_WORK TO DO_
What number of lines hold the word "Smith"? State that number and nothing besides.

_THE INPUT_
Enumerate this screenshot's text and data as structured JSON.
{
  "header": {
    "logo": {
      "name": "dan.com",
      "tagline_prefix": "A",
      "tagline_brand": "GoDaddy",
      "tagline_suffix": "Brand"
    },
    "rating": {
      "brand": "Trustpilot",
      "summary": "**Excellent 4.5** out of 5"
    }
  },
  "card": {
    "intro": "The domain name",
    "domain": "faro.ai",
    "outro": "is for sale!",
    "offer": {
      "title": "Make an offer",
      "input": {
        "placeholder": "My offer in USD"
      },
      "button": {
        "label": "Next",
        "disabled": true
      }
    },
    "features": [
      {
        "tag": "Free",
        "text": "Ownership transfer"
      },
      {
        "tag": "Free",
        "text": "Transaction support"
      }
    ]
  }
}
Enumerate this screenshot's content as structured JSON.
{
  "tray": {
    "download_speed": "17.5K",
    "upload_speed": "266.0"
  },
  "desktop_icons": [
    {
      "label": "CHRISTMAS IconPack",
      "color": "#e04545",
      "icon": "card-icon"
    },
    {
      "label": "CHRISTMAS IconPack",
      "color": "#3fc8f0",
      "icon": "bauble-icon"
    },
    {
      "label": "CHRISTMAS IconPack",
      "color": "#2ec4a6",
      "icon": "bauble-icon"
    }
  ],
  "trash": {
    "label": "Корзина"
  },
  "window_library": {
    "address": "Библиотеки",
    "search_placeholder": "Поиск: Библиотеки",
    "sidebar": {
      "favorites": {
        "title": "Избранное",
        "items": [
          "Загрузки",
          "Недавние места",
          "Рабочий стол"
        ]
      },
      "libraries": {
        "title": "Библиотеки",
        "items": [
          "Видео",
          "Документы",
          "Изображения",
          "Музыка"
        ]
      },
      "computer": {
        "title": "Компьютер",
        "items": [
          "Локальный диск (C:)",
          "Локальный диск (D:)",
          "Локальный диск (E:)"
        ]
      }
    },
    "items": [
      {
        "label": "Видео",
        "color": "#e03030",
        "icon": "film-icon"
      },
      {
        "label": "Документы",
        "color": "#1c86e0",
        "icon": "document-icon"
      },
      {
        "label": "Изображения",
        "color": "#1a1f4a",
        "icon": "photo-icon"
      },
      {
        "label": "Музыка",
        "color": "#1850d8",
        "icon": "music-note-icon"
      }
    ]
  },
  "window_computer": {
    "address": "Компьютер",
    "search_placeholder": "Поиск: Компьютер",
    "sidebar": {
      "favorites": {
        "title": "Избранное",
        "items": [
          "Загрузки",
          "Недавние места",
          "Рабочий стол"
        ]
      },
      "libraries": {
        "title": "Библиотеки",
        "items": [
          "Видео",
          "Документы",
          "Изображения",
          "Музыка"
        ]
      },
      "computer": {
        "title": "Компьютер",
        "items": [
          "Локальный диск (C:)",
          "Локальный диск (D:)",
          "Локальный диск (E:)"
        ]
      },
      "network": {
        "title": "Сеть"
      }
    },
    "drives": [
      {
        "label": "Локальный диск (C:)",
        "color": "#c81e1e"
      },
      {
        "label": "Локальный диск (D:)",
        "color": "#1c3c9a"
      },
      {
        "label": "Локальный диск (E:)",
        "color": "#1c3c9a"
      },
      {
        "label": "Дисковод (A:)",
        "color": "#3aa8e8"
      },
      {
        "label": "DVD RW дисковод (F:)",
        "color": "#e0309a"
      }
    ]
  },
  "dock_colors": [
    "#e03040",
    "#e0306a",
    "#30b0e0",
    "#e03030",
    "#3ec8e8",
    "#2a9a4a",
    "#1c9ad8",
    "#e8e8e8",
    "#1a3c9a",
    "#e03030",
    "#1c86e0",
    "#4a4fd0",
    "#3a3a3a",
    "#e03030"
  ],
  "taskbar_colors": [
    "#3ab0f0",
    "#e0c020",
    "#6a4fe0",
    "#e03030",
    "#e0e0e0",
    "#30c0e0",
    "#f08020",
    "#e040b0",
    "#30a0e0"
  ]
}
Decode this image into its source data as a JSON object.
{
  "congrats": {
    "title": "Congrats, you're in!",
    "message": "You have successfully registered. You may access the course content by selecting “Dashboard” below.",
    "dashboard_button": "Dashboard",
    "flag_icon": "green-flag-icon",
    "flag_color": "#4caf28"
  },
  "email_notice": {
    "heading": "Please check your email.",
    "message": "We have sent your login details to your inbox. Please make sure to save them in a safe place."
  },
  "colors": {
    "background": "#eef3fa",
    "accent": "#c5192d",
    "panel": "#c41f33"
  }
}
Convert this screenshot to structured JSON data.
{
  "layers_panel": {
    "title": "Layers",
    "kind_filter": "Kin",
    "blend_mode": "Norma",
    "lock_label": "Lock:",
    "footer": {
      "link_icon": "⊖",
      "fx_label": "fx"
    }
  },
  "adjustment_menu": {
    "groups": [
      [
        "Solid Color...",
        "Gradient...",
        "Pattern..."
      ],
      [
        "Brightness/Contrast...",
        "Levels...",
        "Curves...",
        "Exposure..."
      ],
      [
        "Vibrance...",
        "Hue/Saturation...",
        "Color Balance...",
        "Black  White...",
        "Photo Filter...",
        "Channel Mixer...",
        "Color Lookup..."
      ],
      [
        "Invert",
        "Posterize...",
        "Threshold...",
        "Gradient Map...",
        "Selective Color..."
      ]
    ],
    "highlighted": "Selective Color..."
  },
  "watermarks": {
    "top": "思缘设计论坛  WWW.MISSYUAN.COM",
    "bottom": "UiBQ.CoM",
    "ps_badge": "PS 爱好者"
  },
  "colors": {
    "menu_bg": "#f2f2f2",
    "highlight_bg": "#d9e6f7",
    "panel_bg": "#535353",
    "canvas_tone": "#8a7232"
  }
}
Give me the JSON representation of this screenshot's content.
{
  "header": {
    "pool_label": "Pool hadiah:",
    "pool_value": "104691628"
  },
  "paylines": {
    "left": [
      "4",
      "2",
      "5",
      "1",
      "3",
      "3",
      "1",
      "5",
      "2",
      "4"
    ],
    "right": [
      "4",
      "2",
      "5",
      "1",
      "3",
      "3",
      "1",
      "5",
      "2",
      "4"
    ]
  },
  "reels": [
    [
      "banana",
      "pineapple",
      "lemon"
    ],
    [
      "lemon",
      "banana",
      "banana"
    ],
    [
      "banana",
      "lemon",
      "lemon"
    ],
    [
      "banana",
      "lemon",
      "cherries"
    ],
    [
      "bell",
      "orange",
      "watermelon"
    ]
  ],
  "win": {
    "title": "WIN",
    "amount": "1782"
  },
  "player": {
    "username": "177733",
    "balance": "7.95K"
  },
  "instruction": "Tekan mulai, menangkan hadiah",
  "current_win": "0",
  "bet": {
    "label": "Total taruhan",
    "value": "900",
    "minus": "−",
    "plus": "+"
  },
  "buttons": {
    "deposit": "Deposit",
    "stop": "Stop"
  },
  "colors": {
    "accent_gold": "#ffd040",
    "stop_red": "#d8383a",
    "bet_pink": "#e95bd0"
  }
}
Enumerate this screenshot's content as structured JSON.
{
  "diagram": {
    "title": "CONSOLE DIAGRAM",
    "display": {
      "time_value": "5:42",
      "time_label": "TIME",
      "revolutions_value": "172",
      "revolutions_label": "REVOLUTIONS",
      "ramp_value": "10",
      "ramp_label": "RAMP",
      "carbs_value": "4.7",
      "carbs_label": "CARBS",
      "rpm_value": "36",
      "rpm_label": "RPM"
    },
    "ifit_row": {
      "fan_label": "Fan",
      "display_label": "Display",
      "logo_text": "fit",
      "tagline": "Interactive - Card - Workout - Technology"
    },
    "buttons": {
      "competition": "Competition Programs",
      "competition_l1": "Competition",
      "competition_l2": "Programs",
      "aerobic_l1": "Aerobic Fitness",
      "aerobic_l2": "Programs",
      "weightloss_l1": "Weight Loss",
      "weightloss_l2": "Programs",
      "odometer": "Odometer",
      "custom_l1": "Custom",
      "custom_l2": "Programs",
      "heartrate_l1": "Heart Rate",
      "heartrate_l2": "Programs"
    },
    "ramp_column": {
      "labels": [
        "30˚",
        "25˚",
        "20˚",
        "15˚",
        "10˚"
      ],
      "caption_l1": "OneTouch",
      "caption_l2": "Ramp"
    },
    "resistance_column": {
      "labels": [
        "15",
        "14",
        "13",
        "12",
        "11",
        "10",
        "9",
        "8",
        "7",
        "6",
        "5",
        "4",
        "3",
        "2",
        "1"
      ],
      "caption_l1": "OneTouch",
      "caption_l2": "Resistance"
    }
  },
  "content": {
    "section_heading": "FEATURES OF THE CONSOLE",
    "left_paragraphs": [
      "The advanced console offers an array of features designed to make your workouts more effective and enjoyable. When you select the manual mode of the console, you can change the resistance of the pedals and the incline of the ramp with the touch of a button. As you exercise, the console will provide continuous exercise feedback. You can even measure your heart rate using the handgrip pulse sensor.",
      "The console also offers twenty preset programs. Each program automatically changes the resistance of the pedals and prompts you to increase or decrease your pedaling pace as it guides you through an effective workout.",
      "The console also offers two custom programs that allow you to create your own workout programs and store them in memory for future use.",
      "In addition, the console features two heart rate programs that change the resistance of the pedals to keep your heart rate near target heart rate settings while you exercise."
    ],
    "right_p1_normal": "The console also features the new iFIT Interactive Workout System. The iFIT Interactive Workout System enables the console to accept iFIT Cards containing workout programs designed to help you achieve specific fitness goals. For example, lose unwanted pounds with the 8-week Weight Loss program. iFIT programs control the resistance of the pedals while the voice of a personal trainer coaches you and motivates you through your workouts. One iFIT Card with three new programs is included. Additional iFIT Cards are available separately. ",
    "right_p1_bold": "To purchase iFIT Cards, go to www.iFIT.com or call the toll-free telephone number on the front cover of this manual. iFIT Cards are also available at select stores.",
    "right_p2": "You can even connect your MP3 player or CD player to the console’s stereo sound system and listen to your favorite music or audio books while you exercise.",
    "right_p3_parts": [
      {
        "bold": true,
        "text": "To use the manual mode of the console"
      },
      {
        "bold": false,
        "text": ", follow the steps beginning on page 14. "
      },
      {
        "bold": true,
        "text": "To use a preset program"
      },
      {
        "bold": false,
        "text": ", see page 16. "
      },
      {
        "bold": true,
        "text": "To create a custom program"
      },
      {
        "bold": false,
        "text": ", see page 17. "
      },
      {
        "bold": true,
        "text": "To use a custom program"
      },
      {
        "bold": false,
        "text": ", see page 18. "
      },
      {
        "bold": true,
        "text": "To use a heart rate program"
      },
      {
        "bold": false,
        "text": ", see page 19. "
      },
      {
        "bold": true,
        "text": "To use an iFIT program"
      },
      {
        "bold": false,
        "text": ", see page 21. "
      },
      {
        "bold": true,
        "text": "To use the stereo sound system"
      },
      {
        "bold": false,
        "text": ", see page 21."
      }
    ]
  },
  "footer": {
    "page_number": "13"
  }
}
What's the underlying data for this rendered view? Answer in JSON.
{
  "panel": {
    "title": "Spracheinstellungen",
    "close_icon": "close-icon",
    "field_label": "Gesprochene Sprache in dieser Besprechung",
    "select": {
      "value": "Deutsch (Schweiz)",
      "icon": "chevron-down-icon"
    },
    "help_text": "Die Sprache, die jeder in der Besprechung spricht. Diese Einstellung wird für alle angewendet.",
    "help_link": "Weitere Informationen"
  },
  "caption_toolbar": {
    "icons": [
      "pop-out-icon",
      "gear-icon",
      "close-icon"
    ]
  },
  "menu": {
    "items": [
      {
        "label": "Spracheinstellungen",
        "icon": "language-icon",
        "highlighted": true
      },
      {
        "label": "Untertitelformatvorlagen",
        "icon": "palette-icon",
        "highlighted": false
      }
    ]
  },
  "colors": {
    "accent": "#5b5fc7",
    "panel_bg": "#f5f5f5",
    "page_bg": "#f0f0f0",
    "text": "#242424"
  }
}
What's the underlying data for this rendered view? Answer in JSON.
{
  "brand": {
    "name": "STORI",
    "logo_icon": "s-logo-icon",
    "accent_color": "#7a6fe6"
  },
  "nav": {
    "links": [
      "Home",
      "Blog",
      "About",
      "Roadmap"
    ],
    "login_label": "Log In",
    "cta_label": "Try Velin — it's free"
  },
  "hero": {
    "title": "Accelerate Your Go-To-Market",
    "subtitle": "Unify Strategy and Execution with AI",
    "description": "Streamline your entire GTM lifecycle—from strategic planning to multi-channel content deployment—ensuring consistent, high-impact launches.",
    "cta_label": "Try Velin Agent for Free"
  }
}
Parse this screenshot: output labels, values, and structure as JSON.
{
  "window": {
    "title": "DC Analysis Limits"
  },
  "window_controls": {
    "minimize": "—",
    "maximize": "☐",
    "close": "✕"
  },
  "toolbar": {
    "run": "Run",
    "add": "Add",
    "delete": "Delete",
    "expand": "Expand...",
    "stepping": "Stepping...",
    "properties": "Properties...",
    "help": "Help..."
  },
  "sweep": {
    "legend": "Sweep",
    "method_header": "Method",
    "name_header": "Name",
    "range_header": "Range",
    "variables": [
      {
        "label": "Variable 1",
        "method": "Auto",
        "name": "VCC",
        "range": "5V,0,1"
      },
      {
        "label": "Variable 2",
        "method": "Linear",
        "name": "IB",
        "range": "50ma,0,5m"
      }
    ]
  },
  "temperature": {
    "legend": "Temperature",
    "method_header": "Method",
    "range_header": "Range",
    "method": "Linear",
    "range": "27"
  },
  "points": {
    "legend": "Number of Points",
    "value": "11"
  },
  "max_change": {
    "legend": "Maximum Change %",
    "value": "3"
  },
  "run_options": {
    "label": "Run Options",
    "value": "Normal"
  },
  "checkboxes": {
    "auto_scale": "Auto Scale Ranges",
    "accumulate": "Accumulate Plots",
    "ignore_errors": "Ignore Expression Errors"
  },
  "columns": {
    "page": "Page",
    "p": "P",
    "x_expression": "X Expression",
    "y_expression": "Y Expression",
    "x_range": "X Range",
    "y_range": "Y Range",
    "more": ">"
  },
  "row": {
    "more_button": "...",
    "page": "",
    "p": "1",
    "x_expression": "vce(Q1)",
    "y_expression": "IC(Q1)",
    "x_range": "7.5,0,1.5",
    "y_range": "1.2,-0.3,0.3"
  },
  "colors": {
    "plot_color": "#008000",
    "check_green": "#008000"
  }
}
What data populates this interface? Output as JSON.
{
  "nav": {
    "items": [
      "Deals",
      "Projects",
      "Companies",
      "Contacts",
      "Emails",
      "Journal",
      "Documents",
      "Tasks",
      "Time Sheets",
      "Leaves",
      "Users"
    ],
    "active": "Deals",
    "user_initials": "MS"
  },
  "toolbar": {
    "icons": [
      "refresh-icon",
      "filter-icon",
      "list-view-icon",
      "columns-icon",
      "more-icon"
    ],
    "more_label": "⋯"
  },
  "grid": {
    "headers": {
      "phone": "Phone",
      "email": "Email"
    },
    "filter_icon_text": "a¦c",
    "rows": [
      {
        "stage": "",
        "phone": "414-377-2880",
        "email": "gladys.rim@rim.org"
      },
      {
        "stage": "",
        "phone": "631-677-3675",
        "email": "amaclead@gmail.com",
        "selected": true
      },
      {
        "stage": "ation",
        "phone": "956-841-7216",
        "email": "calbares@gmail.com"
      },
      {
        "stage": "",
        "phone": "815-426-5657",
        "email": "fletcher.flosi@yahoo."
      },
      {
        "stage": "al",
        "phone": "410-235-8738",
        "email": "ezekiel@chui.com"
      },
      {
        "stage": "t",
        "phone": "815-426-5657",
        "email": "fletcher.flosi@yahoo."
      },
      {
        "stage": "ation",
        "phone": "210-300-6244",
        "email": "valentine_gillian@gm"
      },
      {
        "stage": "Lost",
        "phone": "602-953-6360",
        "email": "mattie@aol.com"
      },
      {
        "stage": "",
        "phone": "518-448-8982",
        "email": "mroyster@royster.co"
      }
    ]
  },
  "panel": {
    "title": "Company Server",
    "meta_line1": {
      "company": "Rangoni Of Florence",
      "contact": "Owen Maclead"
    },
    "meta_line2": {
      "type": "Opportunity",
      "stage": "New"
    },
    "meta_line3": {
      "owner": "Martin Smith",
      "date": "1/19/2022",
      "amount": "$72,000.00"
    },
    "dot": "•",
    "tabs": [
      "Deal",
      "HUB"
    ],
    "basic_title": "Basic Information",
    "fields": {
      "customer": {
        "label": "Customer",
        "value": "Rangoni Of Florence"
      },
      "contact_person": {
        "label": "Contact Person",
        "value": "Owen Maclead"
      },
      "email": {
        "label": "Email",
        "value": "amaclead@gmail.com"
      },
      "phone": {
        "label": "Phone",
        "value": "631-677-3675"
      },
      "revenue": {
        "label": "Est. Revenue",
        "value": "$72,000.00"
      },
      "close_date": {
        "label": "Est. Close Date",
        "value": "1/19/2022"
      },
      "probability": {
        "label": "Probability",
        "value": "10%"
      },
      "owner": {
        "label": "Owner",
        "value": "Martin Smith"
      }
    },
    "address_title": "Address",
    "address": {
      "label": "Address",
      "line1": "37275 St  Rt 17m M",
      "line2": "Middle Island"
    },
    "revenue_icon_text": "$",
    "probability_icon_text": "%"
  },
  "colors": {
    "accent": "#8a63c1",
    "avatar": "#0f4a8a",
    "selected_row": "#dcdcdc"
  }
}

_FULL SOLUTION_
2